Instructions to follow
Please transcribe the records precisely; pictures stay out of your copy.

Exercise material

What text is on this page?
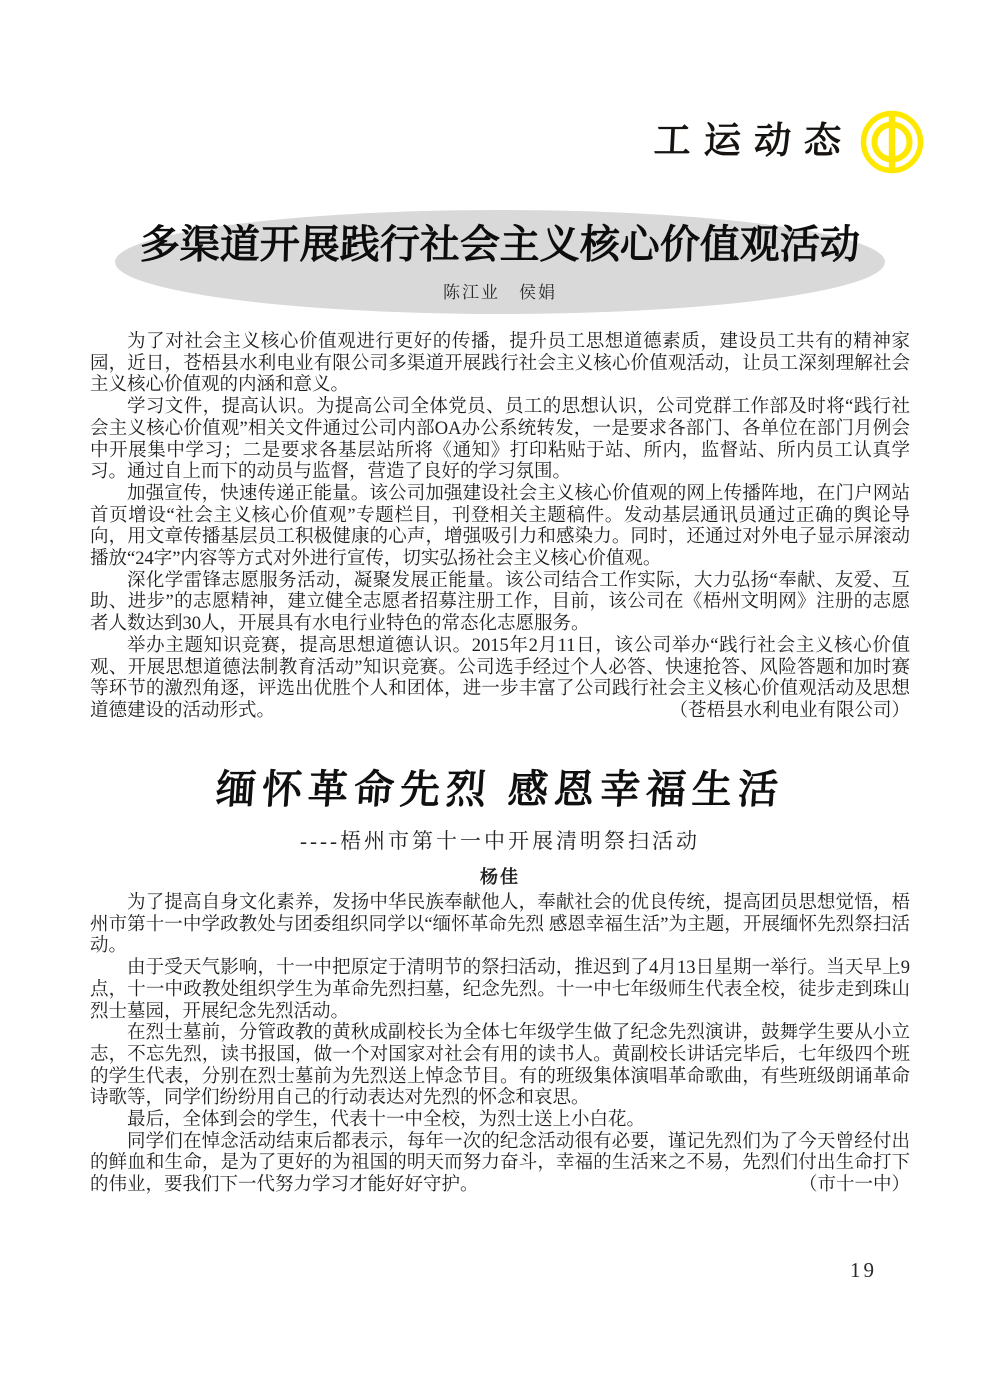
工运动态
多渠道开展践行社会主义核心价值观活动
陈江业　侯娟

为了对社会主义核心价值观进行更好的传播，提升员工思想道德素质，建设员工共有的精神家园，近日，苍梧县水利电业有限公司多渠道开展践行社会主义核心价值观活动，让员工深刻理解社会主义核心价值观的内涵和意义。

学习文件，提高认识。为提高公司全体党员、员工的思想认识，公司党群工作部及时将“践行社会主义核心价值观”相关文件通过公司内部OA办公系统转发，一是要求各部门、各单位在部门月例会中开展集中学习；二是要求各基层站所将《通知》打印粘贴于站、所内，监督站、所内员工认真学习。通过自上而下的动员与监督，营造了良好的学习氛围。

加强宣传，快速传递正能量。该公司加强建设社会主义核心价值观的网上传播阵地，在门户网站首页增设“社会主义核心价值观”专题栏目，刊登相关主题稿件。发动基层通讯员通过正确的舆论导向，用文章传播基层员工积极健康的心声，增强吸引力和感染力。同时，还通过对外电子显示屏滚动播放“24字”内容等方式对外进行宣传，切实弘扬社会主义核心价值观。

深化学雷锋志愿服务活动，凝聚发展正能量。该公司结合工作实际，大力弘扬“奉献、友爱、互助、进步”的志愿精神，建立健全志愿者招募注册工作，目前，该公司在《梧州文明网》注册的志愿者人数达到30人，开展具有水电行业特色的常态化志愿服务。

举办主题知识竞赛，提高思想道德认识。2015年2月11日，该公司举办“践行社会主义核心价值观、开展思想道德法制教育活动”知识竞赛。公司选手经过个人必答、快速抢答、风险答题和加时赛等环节的激烈角逐，评选出优胜个人和团体，进一步丰富了公司践行社会主义核心价值观活动及思想道德建设的活动形式。	（苍梧县水利电业有限公司）

缅怀革命先烈 感恩幸福生活
----梧州市第十一中开展清明祭扫活动
杨佳

为了提高自身文化素养，发扬中华民族奉献他人，奉献社会的优良传统，提高团员思想觉悟，梧州市第十一中学政教处与团委组织同学以“缅怀革命先烈 感恩幸福生活”为主题，开展缅怀先烈祭扫活动。

由于受天气影响，十一中把原定于清明节的祭扫活动，推迟到了4月13日星期一举行。当天早上9点，十一中政教处组织学生为革命先烈扫墓，纪念先烈。十一中七年级师生代表全校，徒步走到珠山烈士墓园，开展纪念先烈活动。

在烈士墓前，分管政教的黄秋成副校长为全体七年级学生做了纪念先烈演讲，鼓舞学生要从小立志，不忘先烈，读书报国，做一个对国家对社会有用的读书人。黄副校长讲话完毕后，七年级四个班的学生代表，分别在烈士墓前为先烈送上悼念节目。有的班级集体演唱革命歌曲，有些班级朗诵革命诗歌等，同学们纷纷用自己的行动表达对先烈的怀念和哀思。

最后，全体到会的学生，代表十一中全校，为烈士送上小白花。

同学们在悼念活动结束后都表示，每年一次的纪念活动很有必要，谨记先烈们为了今天曾经付出的鲜血和生命，是为了更好的为祖国的明天而努力奋斗，幸福的生活来之不易，先烈们付出生命打下的伟业，要我们下一代努力学习才能好好守护。	（市十一中）

19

Task output
What text is on this page?
工运动态
多渠道开展践行社会主义核心价值观活动
陈江业　侯娟

为了对社会主义核心价值观进行更好的传播，提升员工思想道德素质，建设员工共有的精神家园，近日，苍梧县水利电业有限公司多渠道开展践行社会主义核心价值观活动，让员工深刻理解社会主义核心价值观的内涵和意义。

学习文件，提高认识。为提高公司全体党员、员工的思想认识，公司党群工作部及时将“践行社会主义核心价值观”相关文件通过公司内部OA办公系统转发，一是要求各部门、各单位在部门月例会中开展集中学习；二是要求各基层站所将《通知》打印粘贴于站、所内，监督站、所内员工认真学习。通过自上而下的动员与监督，营造了良好的学习氛围。

加强宣传，快速传递正能量。该公司加强建设社会主义核心价值观的网上传播阵地，在门户网站首页增设“社会主义核心价值观”专题栏目，刊登相关主题稿件。发动基层通讯员通过正确的舆论导向，用文章传播基层员工积极健康的心声，增强吸引力和感染力。同时，还通过对外电子显示屏滚动播放“24字”内容等方式对外进行宣传，切实弘扬社会主义核心价值观。

深化学雷锋志愿服务活动，凝聚发展正能量。该公司结合工作实际，大力弘扬“奉献、友爱、互助、进步”的志愿精神，建立健全志愿者招募注册工作，目前，该公司在《梧州文明网》注册的志愿者人数达到30人，开展具有水电行业特色的常态化志愿服务。

举办主题知识竞赛，提高思想道德认识。2015年2月11日，该公司举办“践行社会主义核心价值观、开展思想道德法制教育活动”知识竞赛。公司选手经过个人必答、快速抢答、风险答题和加时赛等环节的激烈角逐，评选出优胜个人和团体，进一步丰富了公司践行社会主义核心价值观活动及思想道德建设的活动形式。	（苍梧县水利电业有限公司）

缅怀革命先烈 感恩幸福生活
----梧州市第十一中开展清明祭扫活动
杨佳

为了提高自身文化素养，发扬中华民族奉献他人，奉献社会的优良传统，提高团员思想觉悟，梧州市第十一中学政教处与团委组织同学以“缅怀革命先烈 感恩幸福生活”为主题，开展缅怀先烈祭扫活动。

由于受天气影响，十一中把原定于清明节的祭扫活动，推迟到了4月13日星期一举行。当天早上9点，十一中政教处组织学生为革命先烈扫墓，纪念先烈。十一中七年级师生代表全校，徒步走到珠山烈士墓园，开展纪念先烈活动。

在烈士墓前，分管政教的黄秋成副校长为全体七年级学生做了纪念先烈演讲，鼓舞学生要从小立志，不忘先烈，读书报国，做一个对国家对社会有用的读书人。黄副校长讲话完毕后，七年级四个班的学生代表，分别在烈士墓前为先烈送上悼念节目。有的班级集体演唱革命歌曲，有些班级朗诵革命诗歌等，同学们纷纷用自己的行动表达对先烈的怀念和哀思。

最后，全体到会的学生，代表十一中全校，为烈士送上小白花。

同学们在悼念活动结束后都表示，每年一次的纪念活动很有必要，谨记先烈们为了今天曾经付出的鲜血和生命，是为了更好的为祖国的明天而努力奋斗，幸福的生活来之不易，先烈们付出生命打下的伟业，要我们下一代努力学习才能好好守护。	（市十一中）

19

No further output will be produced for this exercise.